DATA PROVIDED
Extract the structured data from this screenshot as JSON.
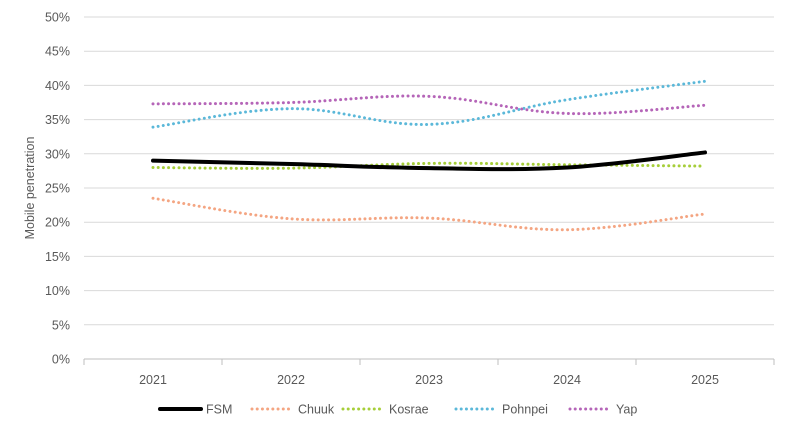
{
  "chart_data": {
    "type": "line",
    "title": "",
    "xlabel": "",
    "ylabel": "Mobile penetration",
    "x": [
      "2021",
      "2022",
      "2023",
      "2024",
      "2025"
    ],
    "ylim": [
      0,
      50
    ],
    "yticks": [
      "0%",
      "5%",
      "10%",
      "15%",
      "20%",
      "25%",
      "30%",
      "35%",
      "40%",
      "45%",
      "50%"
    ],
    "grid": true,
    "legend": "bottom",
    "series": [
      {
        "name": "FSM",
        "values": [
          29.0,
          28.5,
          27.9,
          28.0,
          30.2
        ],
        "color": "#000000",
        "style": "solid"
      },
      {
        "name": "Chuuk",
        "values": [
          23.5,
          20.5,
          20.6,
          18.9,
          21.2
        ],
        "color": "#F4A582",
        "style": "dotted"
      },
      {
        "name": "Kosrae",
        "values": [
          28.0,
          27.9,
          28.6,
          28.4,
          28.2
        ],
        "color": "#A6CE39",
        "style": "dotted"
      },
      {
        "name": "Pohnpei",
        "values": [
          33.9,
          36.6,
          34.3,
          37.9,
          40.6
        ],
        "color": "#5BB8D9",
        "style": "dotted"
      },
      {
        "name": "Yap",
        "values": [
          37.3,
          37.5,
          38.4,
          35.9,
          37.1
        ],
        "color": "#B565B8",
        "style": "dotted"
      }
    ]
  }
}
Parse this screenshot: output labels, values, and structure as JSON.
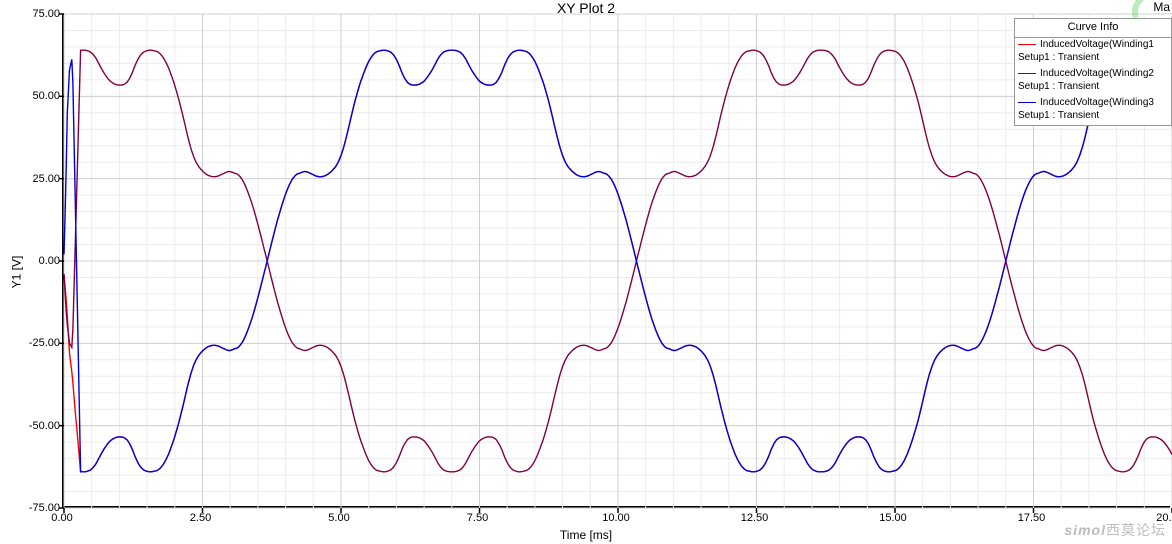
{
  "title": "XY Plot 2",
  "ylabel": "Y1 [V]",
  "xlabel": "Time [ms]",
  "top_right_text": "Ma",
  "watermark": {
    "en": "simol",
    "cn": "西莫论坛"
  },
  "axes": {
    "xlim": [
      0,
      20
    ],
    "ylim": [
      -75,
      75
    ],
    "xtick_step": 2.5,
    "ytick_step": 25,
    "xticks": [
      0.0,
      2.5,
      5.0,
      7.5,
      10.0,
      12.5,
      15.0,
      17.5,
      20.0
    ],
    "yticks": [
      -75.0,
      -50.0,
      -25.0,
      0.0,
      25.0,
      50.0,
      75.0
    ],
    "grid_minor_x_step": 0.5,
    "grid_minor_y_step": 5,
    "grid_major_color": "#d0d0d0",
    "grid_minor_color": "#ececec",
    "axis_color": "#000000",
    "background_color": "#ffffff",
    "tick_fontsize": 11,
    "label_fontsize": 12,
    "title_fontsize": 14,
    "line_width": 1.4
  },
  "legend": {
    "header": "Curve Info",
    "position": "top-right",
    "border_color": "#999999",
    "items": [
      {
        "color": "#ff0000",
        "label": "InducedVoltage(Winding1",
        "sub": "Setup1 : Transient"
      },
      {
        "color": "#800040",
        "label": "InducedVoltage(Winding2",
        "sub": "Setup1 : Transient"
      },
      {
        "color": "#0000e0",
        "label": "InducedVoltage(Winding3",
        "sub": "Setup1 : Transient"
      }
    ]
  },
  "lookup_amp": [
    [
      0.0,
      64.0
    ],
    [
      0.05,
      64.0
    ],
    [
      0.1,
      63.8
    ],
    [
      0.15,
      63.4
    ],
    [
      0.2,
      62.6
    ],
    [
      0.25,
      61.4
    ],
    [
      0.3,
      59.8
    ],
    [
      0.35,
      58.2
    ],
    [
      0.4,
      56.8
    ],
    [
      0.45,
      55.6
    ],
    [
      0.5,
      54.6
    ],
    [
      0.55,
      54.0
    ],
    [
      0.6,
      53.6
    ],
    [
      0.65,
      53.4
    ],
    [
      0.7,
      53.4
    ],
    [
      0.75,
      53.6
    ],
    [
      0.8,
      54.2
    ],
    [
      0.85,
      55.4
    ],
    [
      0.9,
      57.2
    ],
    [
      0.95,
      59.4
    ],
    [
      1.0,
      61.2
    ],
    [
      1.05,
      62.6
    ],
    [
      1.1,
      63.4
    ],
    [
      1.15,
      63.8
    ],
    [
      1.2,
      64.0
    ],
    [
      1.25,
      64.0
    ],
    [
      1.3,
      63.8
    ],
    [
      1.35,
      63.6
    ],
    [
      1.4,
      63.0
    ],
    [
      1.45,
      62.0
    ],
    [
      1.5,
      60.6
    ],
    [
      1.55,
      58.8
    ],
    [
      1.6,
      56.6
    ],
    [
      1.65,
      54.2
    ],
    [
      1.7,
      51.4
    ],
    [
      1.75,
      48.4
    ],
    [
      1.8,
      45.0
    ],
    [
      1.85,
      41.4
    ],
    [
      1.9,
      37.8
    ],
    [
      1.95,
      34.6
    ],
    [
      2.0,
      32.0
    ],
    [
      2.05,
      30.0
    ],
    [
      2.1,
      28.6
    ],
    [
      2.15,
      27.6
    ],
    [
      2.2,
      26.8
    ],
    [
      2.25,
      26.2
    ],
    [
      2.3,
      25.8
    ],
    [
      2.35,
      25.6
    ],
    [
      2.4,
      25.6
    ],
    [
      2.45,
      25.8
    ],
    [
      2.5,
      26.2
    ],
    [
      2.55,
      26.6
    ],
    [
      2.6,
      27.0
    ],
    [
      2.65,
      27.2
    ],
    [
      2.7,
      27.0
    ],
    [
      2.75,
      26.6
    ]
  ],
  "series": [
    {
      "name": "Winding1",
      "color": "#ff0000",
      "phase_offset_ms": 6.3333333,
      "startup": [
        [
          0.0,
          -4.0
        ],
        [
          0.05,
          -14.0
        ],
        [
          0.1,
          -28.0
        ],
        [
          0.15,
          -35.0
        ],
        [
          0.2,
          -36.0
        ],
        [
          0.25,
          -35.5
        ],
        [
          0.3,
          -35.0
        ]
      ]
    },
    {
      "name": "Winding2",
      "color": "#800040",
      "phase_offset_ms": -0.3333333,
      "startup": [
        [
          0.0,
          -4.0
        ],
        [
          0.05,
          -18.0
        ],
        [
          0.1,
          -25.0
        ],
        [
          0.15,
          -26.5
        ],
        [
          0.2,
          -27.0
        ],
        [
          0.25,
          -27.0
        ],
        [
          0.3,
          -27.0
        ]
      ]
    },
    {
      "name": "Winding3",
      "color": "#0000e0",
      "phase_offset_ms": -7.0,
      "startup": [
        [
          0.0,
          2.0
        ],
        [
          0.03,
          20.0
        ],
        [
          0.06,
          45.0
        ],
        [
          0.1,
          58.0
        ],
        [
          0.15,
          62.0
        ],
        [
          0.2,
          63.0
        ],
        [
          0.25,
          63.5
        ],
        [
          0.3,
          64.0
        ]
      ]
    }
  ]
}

TASK REQUIREMENTS
Leave out the pictures and reproduce the rest of the listing exactly.

RESPONSE TO THE TASK
Extract the structured data from this screenshot as JSON.
{
  "chart_data": {
    "type": "line",
    "title": "",
    "xlabel": "",
    "ylabel": "Mobile penetration",
    "x": [
      "2021",
      "2022",
      "2023",
      "2024",
      "2025"
    ],
    "ylim": [
      0,
      50
    ],
    "yticks": [
      "0%",
      "5%",
      "10%",
      "15%",
      "20%",
      "25%",
      "30%",
      "35%",
      "40%",
      "45%",
      "50%"
    ],
    "grid": true,
    "legend": "bottom",
    "series": [
      {
        "name": "FSM",
        "values": [
          29.0,
          28.5,
          27.9,
          28.0,
          30.2
        ],
        "color": "#000000",
        "style": "solid"
      },
      {
        "name": "Chuuk",
        "values": [
          23.5,
          20.5,
          20.6,
          18.9,
          21.2
        ],
        "color": "#F4A582",
        "style": "dotted"
      },
      {
        "name": "Kosrae",
        "values": [
          28.0,
          27.9,
          28.6,
          28.4,
          28.2
        ],
        "color": "#A6CE39",
        "style": "dotted"
      },
      {
        "name": "Pohnpei",
        "values": [
          33.9,
          36.6,
          34.3,
          37.9,
          40.6
        ],
        "color": "#5BB8D9",
        "style": "dotted"
      },
      {
        "name": "Yap",
        "values": [
          37.3,
          37.5,
          38.4,
          35.9,
          37.1
        ],
        "color": "#B565B8",
        "style": "dotted"
      }
    ]
  }
}
Parse this screenshot: output labels, values, and structure as JSON.
{
  "title": "XY Plot 2",
  "ylabel": "Y1 [V]",
  "xlabel": "Time [ms]",
  "top_right_text": "Ma",
  "watermark": {
    "en": "simol",
    "cn": "西莫论坛"
  },
  "axes": {
    "xlim": [
      0,
      20
    ],
    "ylim": [
      -75,
      75
    ],
    "xtick_step": 2.5,
    "ytick_step": 25,
    "xticks": [
      0.0,
      2.5,
      5.0,
      7.5,
      10.0,
      12.5,
      15.0,
      17.5,
      20.0
    ],
    "yticks": [
      -75.0,
      -50.0,
      -25.0,
      0.0,
      25.0,
      50.0,
      75.0
    ],
    "grid_minor_x_step": 0.5,
    "grid_minor_y_step": 5,
    "grid_major_color": "#d0d0d0",
    "grid_minor_color": "#ececec",
    "axis_color": "#000000",
    "background_color": "#ffffff",
    "tick_fontsize": 11,
    "label_fontsize": 12,
    "title_fontsize": 14,
    "line_width": 1.4
  },
  "legend": {
    "header": "Curve Info",
    "position": "top-right",
    "border_color": "#999999",
    "items": [
      {
        "color": "#ff0000",
        "label": "InducedVoltage(Winding1",
        "sub": "Setup1 : Transient"
      },
      {
        "color": "#800040",
        "label": "InducedVoltage(Winding2",
        "sub": "Setup1 : Transient"
      },
      {
        "color": "#0000e0",
        "label": "InducedVoltage(Winding3",
        "sub": "Setup1 : Transient"
      }
    ]
  },
  "lookup_amp": [
    [
      0.0,
      64.0
    ],
    [
      0.05,
      64.0
    ],
    [
      0.1,
      63.8
    ],
    [
      0.15,
      63.4
    ],
    [
      0.2,
      62.6
    ],
    [
      0.25,
      61.4
    ],
    [
      0.3,
      59.8
    ],
    [
      0.35,
      58.2
    ],
    [
      0.4,
      56.8
    ],
    [
      0.45,
      55.6
    ],
    [
      0.5,
      54.6
    ],
    [
      0.55,
      54.0
    ],
    [
      0.6,
      53.6
    ],
    [
      0.65,
      53.4
    ],
    [
      0.7,
      53.4
    ],
    [
      0.75,
      53.6
    ],
    [
      0.8,
      54.2
    ],
    [
      0.85,
      55.4
    ],
    [
      0.9,
      57.2
    ],
    [
      0.95,
      59.4
    ],
    [
      1.0,
      61.2
    ],
    [
      1.05,
      62.6
    ],
    [
      1.1,
      63.4
    ],
    [
      1.15,
      63.8
    ],
    [
      1.2,
      64.0
    ],
    [
      1.25,
      64.0
    ],
    [
      1.3,
      63.8
    ],
    [
      1.35,
      63.6
    ],
    [
      1.4,
      63.0
    ],
    [
      1.45,
      62.0
    ],
    [
      1.5,
      60.6
    ],
    [
      1.55,
      58.8
    ],
    [
      1.6,
      56.6
    ],
    [
      1.65,
      54.2
    ],
    [
      1.7,
      51.4
    ],
    [
      1.75,
      48.4
    ],
    [
      1.8,
      45.0
    ],
    [
      1.85,
      41.4
    ],
    [
      1.9,
      37.8
    ],
    [
      1.95,
      34.6
    ],
    [
      2.0,
      32.0
    ],
    [
      2.05,
      30.0
    ],
    [
      2.1,
      28.6
    ],
    [
      2.15,
      27.6
    ],
    [
      2.2,
      26.8
    ],
    [
      2.25,
      26.2
    ],
    [
      2.3,
      25.8
    ],
    [
      2.35,
      25.6
    ],
    [
      2.4,
      25.6
    ],
    [
      2.45,
      25.8
    ],
    [
      2.5,
      26.2
    ],
    [
      2.55,
      26.6
    ],
    [
      2.6,
      27.0
    ],
    [
      2.65,
      27.2
    ],
    [
      2.7,
      27.0
    ],
    [
      2.75,
      26.6
    ]
  ],
  "series": [
    {
      "name": "Winding1",
      "color": "#ff0000",
      "phase_offset_ms": 6.3333333,
      "startup": [
        [
          0.0,
          -4.0
        ],
        [
          0.05,
          -14.0
        ],
        [
          0.1,
          -28.0
        ],
        [
          0.15,
          -35.0
        ],
        [
          0.2,
          -36.0
        ],
        [
          0.25,
          -35.5
        ],
        [
          0.3,
          -35.0
        ]
      ]
    },
    {
      "name": "Winding2",
      "color": "#800040",
      "phase_offset_ms": -0.3333333,
      "startup": [
        [
          0.0,
          -4.0
        ],
        [
          0.05,
          -18.0
        ],
        [
          0.1,
          -25.0
        ],
        [
          0.15,
          -26.5
        ],
        [
          0.2,
          -27.0
        ],
        [
          0.25,
          -27.0
        ],
        [
          0.3,
          -27.0
        ]
      ]
    },
    {
      "name": "Winding3",
      "color": "#0000e0",
      "phase_offset_ms": -7.0,
      "startup": [
        [
          0.0,
          2.0
        ],
        [
          0.03,
          20.0
        ],
        [
          0.06,
          45.0
        ],
        [
          0.1,
          58.0
        ],
        [
          0.15,
          62.0
        ],
        [
          0.2,
          63.0
        ],
        [
          0.25,
          63.5
        ],
        [
          0.3,
          64.0
        ]
      ]
    }
  ]
}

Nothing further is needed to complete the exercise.